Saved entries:
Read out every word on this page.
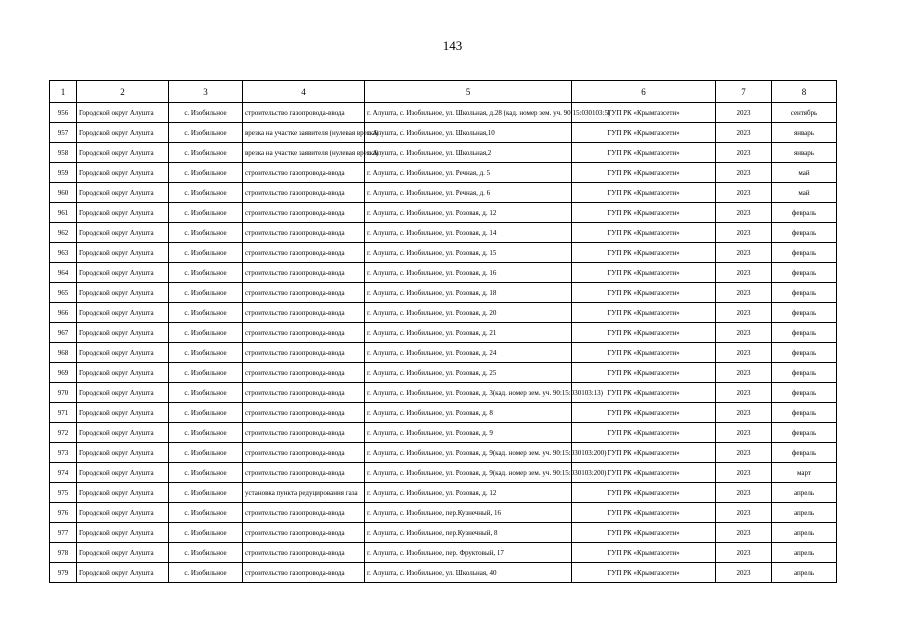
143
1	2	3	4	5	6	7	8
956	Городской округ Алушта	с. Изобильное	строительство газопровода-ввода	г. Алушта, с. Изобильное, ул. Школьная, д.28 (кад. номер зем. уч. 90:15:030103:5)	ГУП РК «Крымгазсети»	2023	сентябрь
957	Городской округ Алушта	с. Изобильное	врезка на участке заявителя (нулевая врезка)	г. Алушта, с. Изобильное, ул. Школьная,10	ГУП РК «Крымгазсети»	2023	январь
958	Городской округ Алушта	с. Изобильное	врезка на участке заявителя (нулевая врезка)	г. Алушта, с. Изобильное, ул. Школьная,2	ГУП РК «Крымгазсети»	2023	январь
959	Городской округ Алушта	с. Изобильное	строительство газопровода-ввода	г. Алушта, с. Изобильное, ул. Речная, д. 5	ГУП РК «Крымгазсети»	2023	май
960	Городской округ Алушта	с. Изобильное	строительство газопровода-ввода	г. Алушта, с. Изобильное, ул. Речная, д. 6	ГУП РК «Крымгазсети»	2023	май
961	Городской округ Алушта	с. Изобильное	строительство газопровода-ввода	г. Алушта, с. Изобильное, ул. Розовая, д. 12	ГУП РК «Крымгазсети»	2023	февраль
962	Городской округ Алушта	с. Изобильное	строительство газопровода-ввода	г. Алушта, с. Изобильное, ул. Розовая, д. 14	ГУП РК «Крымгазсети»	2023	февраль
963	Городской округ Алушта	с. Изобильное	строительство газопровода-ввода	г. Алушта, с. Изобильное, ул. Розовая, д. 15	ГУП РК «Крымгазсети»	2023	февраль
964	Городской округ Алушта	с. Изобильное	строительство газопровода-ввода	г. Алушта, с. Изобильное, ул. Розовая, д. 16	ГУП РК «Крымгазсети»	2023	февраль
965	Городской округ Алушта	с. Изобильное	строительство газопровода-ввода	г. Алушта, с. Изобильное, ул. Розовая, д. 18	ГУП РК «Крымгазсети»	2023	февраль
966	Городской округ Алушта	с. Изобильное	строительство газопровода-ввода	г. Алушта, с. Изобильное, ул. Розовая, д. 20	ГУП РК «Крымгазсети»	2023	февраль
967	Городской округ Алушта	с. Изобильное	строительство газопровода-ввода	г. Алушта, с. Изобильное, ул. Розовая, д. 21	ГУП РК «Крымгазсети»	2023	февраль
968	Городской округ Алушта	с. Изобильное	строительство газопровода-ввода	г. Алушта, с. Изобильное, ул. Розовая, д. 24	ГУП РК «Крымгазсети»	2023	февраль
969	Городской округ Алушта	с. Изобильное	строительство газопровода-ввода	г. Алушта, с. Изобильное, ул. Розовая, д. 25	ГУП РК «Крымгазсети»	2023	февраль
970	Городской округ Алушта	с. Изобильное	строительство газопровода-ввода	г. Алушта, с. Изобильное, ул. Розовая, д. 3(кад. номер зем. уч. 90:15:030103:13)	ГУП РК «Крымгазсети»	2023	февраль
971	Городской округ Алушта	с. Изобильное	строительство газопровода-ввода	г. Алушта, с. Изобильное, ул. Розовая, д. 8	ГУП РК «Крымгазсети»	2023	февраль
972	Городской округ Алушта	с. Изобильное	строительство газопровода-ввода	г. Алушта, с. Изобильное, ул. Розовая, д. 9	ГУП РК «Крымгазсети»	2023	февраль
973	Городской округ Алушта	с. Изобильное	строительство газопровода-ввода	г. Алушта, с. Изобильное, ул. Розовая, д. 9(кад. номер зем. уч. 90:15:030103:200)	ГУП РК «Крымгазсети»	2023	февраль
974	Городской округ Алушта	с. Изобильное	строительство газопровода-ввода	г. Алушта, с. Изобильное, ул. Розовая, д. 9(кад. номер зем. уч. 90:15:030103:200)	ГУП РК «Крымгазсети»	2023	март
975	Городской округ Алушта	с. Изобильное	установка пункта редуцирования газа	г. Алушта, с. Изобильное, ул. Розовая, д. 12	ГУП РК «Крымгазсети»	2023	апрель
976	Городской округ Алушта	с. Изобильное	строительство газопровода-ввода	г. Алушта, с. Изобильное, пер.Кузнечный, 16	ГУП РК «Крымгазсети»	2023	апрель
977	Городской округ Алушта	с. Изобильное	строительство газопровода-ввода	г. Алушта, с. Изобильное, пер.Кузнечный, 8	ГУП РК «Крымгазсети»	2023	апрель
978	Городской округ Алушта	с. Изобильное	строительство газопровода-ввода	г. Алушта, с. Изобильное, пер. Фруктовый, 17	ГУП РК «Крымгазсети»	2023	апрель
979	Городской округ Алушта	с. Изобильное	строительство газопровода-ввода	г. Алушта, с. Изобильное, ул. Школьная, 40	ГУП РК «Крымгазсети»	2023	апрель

◆ Request
Copy out every line of the listing that contains the string "нулевая".

◆ Output of the exercise
957	Городской округ Алушта	с. Изобильное	врезка на участке заявителя (нулевая врезка)	г. Алушта, с. Изобильное, ул. Школьная,10	ГУП РК «Крымгазсети»	2023	январь
958	Городской округ Алушта	с. Изобильное	врезка на участке заявителя (нулевая врезка)	г. Алушта, с. Изобильное, ул. Школьная,2	ГУП РК «Крымгазсети»	2023	январь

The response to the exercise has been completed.